▶ [What to do]: Pick out the lines in the listing below that contain the word "local" and copy them.

▶ [Supplied information]:
◇ ◇ ◇
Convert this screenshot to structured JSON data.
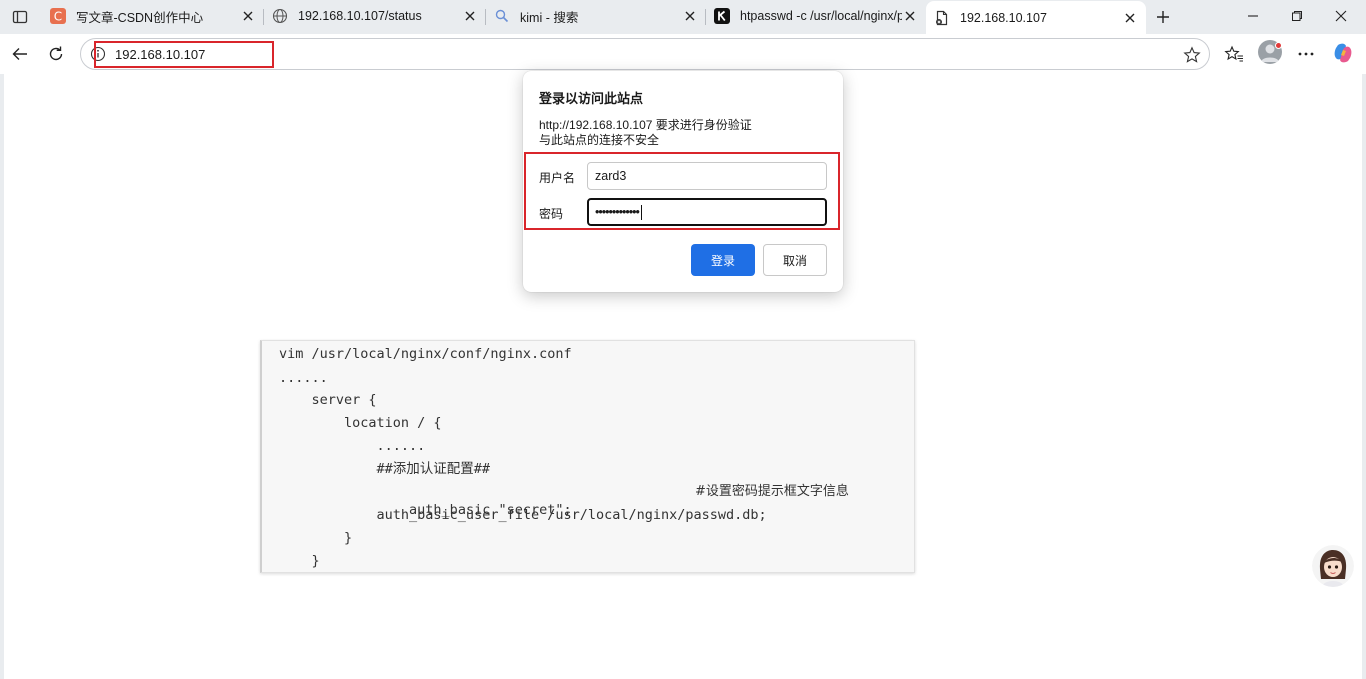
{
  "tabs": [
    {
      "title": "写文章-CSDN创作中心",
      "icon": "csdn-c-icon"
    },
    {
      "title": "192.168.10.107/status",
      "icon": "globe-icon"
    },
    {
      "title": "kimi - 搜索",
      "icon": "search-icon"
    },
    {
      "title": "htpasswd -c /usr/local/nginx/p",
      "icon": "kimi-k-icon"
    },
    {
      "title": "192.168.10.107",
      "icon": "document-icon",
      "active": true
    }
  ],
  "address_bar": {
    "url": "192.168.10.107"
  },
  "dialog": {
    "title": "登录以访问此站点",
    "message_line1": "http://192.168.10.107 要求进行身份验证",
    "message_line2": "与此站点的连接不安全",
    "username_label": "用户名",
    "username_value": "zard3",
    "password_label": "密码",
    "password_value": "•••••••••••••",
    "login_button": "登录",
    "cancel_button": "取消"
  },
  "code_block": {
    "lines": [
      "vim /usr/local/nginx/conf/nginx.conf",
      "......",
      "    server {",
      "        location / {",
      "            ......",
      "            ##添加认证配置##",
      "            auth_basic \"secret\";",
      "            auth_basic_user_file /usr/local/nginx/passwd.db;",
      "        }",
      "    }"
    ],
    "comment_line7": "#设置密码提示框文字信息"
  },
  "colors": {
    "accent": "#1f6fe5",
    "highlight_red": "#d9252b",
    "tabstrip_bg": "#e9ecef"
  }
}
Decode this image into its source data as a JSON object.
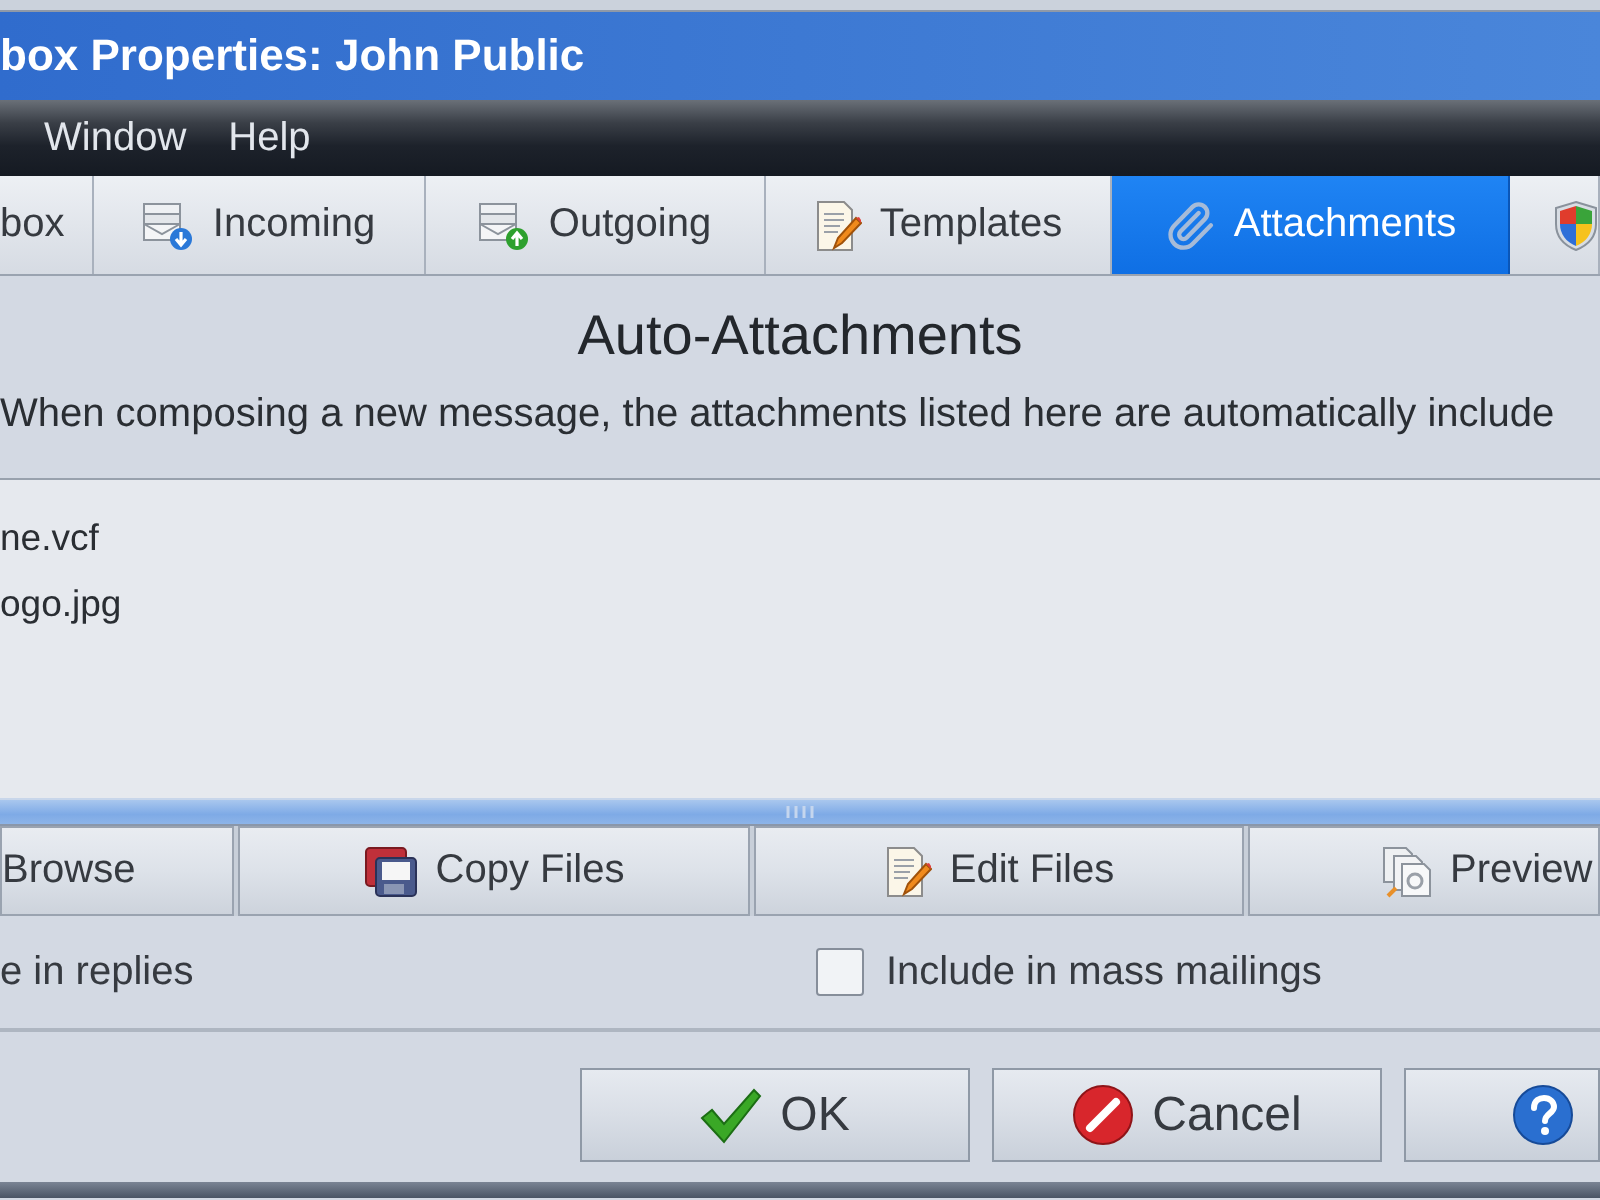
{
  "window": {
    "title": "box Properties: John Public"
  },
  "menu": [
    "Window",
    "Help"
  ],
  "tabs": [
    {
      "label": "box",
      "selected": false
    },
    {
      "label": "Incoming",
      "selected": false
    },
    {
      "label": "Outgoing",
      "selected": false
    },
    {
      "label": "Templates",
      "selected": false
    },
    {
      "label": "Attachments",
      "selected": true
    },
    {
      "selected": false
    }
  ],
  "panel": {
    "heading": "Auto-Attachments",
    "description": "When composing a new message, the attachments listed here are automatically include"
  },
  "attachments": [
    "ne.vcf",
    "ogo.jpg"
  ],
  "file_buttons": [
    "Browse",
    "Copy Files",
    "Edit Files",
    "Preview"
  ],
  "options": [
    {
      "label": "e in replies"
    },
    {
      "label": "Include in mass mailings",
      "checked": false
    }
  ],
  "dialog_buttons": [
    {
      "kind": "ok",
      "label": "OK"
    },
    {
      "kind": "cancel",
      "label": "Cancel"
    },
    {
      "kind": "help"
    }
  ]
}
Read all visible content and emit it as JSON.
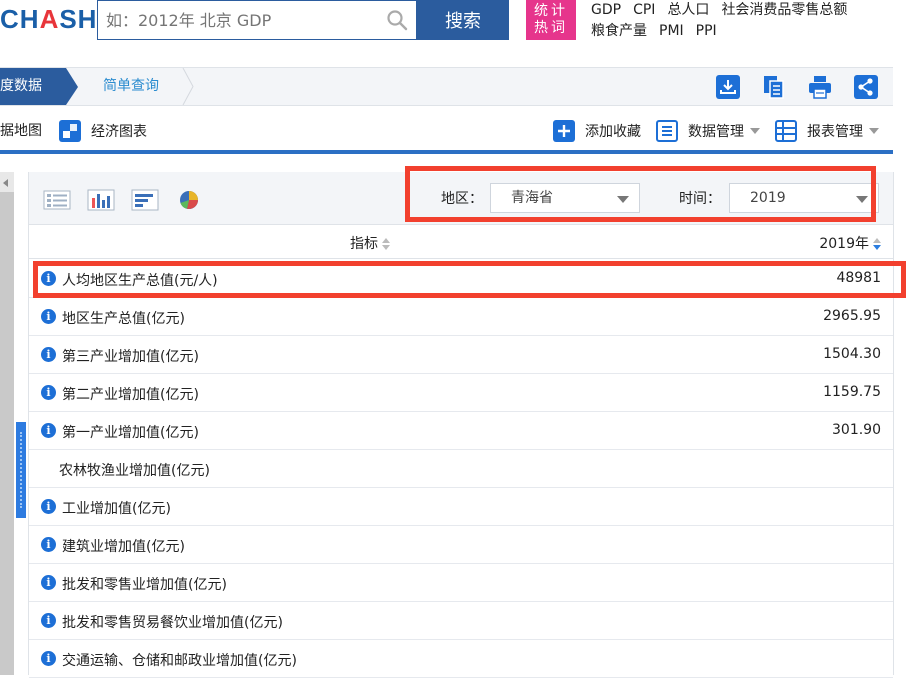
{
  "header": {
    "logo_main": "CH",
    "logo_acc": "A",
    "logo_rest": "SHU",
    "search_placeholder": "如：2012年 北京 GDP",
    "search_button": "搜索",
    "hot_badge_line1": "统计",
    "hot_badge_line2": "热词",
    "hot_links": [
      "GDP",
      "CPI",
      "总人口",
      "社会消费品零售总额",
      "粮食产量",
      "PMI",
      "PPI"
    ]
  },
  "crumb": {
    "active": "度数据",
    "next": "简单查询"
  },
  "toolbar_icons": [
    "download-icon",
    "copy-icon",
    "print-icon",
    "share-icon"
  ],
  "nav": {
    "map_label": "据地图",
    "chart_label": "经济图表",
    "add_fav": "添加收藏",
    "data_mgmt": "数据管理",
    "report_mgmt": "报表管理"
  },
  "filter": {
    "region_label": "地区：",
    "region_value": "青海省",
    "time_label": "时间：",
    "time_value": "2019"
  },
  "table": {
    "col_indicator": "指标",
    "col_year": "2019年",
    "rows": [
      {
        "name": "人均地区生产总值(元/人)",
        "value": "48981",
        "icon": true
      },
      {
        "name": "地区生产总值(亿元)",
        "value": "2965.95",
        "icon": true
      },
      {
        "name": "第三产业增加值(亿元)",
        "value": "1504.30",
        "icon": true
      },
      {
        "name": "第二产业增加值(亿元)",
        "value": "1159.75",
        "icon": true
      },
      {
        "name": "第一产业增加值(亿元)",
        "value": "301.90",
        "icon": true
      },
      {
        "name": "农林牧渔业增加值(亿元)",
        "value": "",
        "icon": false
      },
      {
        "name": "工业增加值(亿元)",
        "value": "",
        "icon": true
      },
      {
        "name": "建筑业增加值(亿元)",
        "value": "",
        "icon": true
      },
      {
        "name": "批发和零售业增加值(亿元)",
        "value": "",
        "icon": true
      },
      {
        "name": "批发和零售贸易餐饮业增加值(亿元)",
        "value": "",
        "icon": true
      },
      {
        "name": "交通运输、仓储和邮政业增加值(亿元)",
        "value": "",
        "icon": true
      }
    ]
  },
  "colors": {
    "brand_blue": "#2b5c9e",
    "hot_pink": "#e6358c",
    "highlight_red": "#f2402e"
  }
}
◇ ◇ ◇
▶ [The output]:
      "title": "htpasswd -c /usr/local/nginx/p",
      "vim /usr/local/nginx/conf/nginx.conf",
      "            auth_basic_user_file /usr/local/nginx/passwd.db;",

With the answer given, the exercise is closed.